── DATA SHOWN ──
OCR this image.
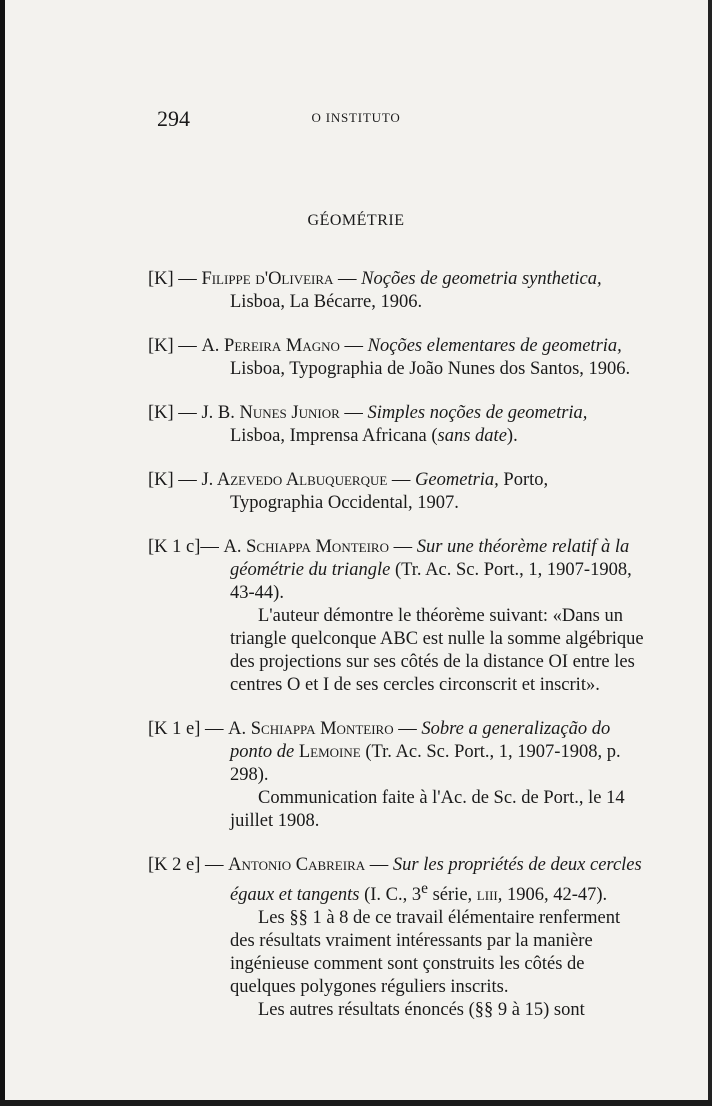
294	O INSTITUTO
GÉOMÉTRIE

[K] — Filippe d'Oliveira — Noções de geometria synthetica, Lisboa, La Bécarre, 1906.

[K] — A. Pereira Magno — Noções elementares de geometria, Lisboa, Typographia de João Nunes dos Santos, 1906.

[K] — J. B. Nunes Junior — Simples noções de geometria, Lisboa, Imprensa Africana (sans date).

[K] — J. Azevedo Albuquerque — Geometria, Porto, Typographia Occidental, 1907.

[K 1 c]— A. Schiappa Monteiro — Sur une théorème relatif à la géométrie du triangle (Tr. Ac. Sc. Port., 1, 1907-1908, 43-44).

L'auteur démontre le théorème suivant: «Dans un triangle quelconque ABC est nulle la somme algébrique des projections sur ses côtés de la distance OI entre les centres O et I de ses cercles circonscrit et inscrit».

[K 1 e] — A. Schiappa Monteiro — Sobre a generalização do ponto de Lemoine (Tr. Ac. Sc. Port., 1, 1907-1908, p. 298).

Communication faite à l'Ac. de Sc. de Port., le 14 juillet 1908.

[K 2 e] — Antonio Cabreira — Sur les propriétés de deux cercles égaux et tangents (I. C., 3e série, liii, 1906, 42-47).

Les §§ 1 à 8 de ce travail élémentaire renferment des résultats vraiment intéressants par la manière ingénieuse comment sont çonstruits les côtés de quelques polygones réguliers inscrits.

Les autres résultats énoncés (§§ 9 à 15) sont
───
STATED PROBLEM ▸ State how many lines of the listing above hold the word "côtés", with nothing but the number.

IN RESPONSE ▸ 2